**Quoted passage:**
— Begin —
# Obama still might be able to put Merrick Garland on the Supreme Court



## RedLion (Sep 23, 2015)

At this point in the historic melt down of the left, I would not put anything past Barry to try this. With that said McConnell should not give Barry the opportunity to do so.



> Obama still might be able to put Merrick Garland on the Supreme Court





> But Democrats never give up, and President Obama may have a unique opportunity when the Senate goes into recess. Under the law, when the Congress is in recess for at least ten days, the president can make what's called recess appointments.


Blog: Obama still might be able to put Merrick Garland on the Supreme Court


----------



## Maine-Marine (Mar 7, 2014)

Will not happen


----------



## RedLion (Sep 23, 2015)

Maine-Marine said:


> Will not happen


While I agree with you, didn't you also say that Trump had no chance?


----------



## Slippy (Nov 14, 2013)

No reason to replace Scalia....


----------



## RedLion (Sep 23, 2015)

Slippy said:


> No reason to replace Scalia....


So you are good with 4-4 ties and lower liberal court rulings staying put? Strange.


----------



## Slippy (Nov 14, 2013)

Slippy said:


> No reason to replace Scalia....


Slippy! What the hell you talkin' 'bout? We need to get another conservative on the Supreme Court!

Well, well, well...NOT if Congress impeaches the 5 libtard judges for their past "bad behaviour" as per the Constitution. Then repeal the law put in place by Congress way back in the 1800's with a new law allowing the 3 remaining Justices to remain.

Easy peasy...


----------



## Slippy (Nov 14, 2013)

RedLion said:


> So you are good with 4-4 ties and lower liberal court rulings staying put? Strange.


Not at all strange my good friend RedLion. Use the Constitution as it was designed. No where does it say in the Constitution that there be 9 judges. And as I explained above, impeach the libtards for bad behaviour as per the Constitution. Congress has the power to do that.


----------



## RedLion (Sep 23, 2015)

Slippy said:


> Not at all strange my good friend RedLion. Use the Constitution as it was designed. No where does it say in the Constitution that there be 9 judges. And as I explained above, impeach the libtards for bad behaviour as per the Constitution. Congress has the power to do that.


Have you been sober and paying attention to the nation for the past couple few decades?


----------



## Slippy (Nov 14, 2013)

Unless I am wrong, ALL Federally appointed Judges CAN BE IMPEACHED.

If you want to "drain the swamp", well DRAIN THE DAMN SWAMP!

Impeach all federal lower court judges appointed by BHOzo, PervertBillClinton and any left over from 2nd Worst Pres Carter for "bad behaviour". Then you don't have any chance of having BS liberal rulings sent up to the SCOTUS. 

The Media and The Dems called the Republican Congress a Do Nothing Congress right?
— End —
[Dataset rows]
— Begin —
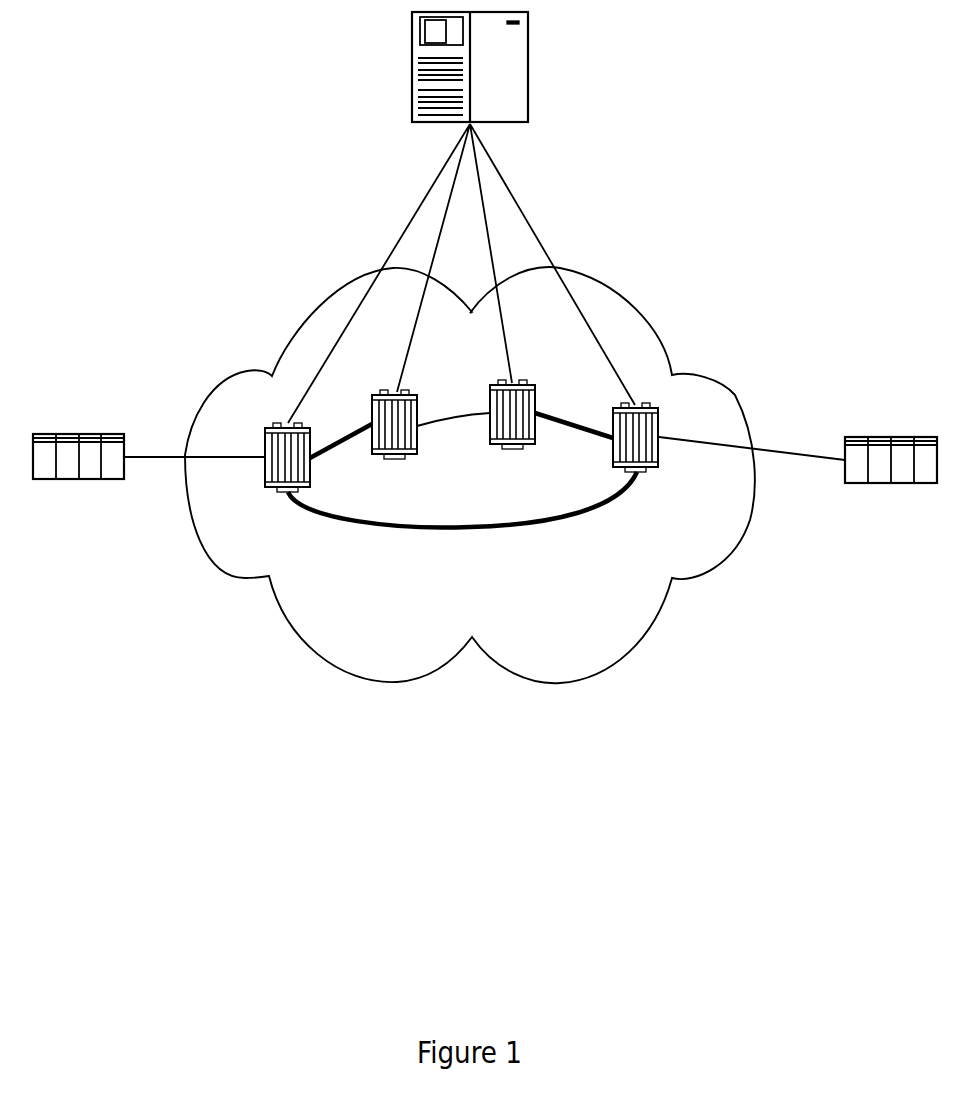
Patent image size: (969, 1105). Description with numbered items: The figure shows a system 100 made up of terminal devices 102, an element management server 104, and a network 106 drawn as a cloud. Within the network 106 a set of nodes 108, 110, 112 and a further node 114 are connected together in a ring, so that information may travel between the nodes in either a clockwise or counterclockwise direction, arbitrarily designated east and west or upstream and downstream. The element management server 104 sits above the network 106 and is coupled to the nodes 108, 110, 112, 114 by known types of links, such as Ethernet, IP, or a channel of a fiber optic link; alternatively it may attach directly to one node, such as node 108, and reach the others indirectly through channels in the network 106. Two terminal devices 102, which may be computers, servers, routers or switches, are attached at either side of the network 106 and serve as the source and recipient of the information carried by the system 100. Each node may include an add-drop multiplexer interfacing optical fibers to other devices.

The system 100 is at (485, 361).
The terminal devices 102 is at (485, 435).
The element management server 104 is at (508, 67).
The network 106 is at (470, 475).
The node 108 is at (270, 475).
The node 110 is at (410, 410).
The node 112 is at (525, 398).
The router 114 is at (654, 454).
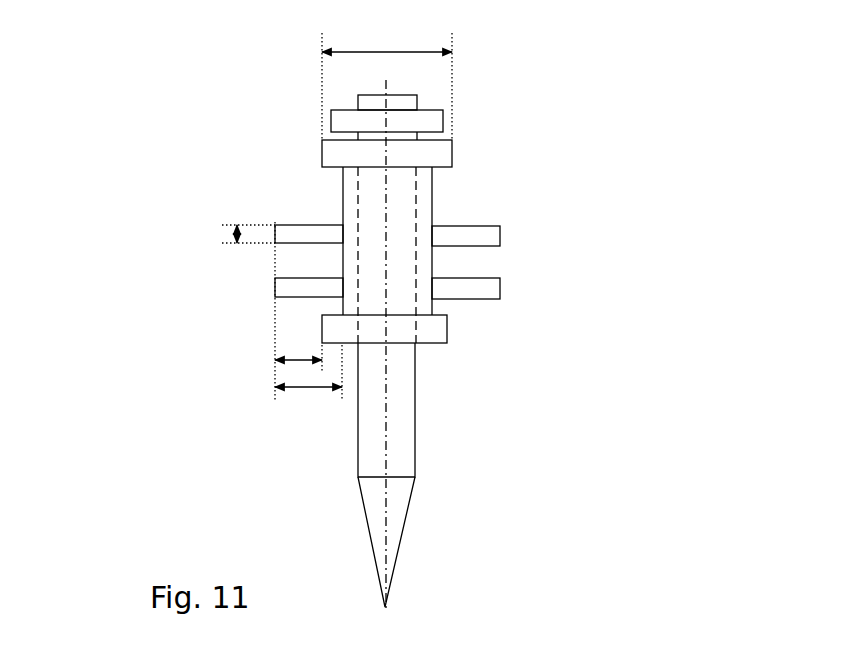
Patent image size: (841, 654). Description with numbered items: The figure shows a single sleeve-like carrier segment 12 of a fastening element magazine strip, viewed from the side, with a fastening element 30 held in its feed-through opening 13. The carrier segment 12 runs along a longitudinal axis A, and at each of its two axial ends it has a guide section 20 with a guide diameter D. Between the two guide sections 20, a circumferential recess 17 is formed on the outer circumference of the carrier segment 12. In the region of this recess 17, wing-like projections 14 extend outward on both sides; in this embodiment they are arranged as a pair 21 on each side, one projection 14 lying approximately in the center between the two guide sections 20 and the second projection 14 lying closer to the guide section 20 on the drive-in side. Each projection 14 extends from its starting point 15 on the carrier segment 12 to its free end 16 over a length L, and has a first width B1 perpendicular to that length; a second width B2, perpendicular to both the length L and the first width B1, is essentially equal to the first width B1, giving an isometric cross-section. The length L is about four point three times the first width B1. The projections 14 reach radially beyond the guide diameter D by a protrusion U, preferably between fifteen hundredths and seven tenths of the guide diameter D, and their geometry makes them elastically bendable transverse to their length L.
— End —
**Problems to solve:**
#1 Translate this sentence from the forum thread into Spanish: "Congress has the power to do that."
#2 Copy the dataset rows word for word, starting at the first row and ending with the line that contains "The router 114 is at (654, 454).", including that line. Leave the pictures out.
The forum thread and the dataset rows are unrelated to each other.

**Results for the exercise:**
#1 El Congreso tiene el poder de hacer eso.

#2
Patent image size: (969, 1105). Description with numbered items: The figure shows a system 100 made up of terminal devices 102, an element management server 104, and a network 106 drawn as a cloud. Within the network 106 a set of nodes 108, 110, 112 and a further node 114 are connected together in a ring, so that information may travel between the nodes in either a clockwise or counterclockwise direction, arbitrarily designated east and west or upstream and downstream. The element management server 104 sits above the network 106 and is coupled to the nodes 108, 110, 112, 114 by known types of links, such as Ethernet, IP, or a channel of a fiber optic link; alternatively it may attach directly to one node, such as node 108, and reach the others indirectly through channels in the network 106. Two terminal devices 102, which may be computers, servers, routers or switches, are attached at either side of the network 106 and serve as the source and recipient of the information carried by the system 100. Each node may include an add-drop multiplexer interfacing optical fibers to other devices.

The system 100 is at (485, 361).
The terminal devices 102 is at (485, 435).
The element management server 104 is at (508, 67).
The network 106 is at (470, 475).
The node 108 is at (270, 475).
The node 110 is at (410, 410).
The node 112 is at (525, 398).
The router 114 is at (654, 454).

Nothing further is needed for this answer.